### Short exercise:
Show every line in the entries below where the word "списки" appears.

##### Listed records #####

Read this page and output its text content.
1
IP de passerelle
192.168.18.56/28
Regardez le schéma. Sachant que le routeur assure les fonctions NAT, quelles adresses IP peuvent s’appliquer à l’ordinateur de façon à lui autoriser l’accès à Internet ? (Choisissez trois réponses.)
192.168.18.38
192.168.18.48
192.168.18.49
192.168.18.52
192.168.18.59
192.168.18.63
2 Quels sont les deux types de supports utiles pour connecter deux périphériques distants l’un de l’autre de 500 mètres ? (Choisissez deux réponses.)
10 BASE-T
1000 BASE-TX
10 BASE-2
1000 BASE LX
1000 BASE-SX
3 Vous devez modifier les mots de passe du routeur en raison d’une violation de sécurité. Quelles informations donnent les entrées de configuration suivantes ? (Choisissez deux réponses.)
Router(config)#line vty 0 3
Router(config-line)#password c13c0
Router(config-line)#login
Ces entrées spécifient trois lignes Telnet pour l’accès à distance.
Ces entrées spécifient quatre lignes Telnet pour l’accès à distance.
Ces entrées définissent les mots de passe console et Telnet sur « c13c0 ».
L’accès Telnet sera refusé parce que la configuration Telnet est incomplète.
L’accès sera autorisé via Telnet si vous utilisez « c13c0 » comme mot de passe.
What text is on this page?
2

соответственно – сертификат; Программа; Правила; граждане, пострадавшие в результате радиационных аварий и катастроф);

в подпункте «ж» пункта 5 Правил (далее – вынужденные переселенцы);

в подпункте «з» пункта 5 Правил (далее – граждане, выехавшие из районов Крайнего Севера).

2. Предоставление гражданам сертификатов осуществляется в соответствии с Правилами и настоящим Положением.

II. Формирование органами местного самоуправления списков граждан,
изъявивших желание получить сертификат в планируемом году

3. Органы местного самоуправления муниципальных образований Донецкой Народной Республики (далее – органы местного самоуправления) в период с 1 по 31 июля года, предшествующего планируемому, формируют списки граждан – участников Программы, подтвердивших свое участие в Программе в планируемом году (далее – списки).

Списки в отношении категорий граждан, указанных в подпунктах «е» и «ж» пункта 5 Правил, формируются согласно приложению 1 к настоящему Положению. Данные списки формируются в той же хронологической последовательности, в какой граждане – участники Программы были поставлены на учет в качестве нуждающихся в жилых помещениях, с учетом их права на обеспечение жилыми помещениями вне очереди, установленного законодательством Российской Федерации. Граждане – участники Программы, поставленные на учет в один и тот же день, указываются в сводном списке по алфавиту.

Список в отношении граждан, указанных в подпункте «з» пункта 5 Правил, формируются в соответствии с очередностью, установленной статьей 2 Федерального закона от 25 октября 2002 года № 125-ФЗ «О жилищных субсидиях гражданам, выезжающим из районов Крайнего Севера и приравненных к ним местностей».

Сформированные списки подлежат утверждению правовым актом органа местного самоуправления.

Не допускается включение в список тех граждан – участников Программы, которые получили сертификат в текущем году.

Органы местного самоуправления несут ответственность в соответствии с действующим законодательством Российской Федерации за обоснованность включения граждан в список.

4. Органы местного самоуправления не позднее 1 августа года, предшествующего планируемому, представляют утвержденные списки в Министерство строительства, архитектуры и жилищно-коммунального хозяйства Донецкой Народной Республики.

#####

### Output below:
3. Органы местного самоуправления муниципальных образований Донецкой Народной Республики (далее – органы местного самоуправления) в период с 1 по 31 июля года, предшествующего планируемому, формируют списки граждан – участников Программы, подтвердивших свое участие в Программе в планируемом году (далее – списки).
Списки в отношении категорий граждан, указанных в подпунктах «е» и «ж» пункта 5 Правил, формируются согласно приложению 1 к настоящему Положению. Данные списки формируются в той же хронологической последовательности, в какой граждане – участники Программы были поставлены на учет в качестве нуждающихся в жилых помещениях, с учетом их права на обеспечение жилыми помещениями вне очереди, установленного законодательством Российской Федерации. Граждане – участники Программы, поставленные на учет в один и тот же день, указываются в сводном списке по алфавиту.
Сформированные списки подлежат утверждению правовым актом органа местного самоуправления.
4. Органы местного самоуправления не позднее 1 августа года, предшествующего планируемому, представляют утвержденные списки в Министерство строительства, архитектуры и жилищно-коммунального хозяйства Донецкой Народной Республики.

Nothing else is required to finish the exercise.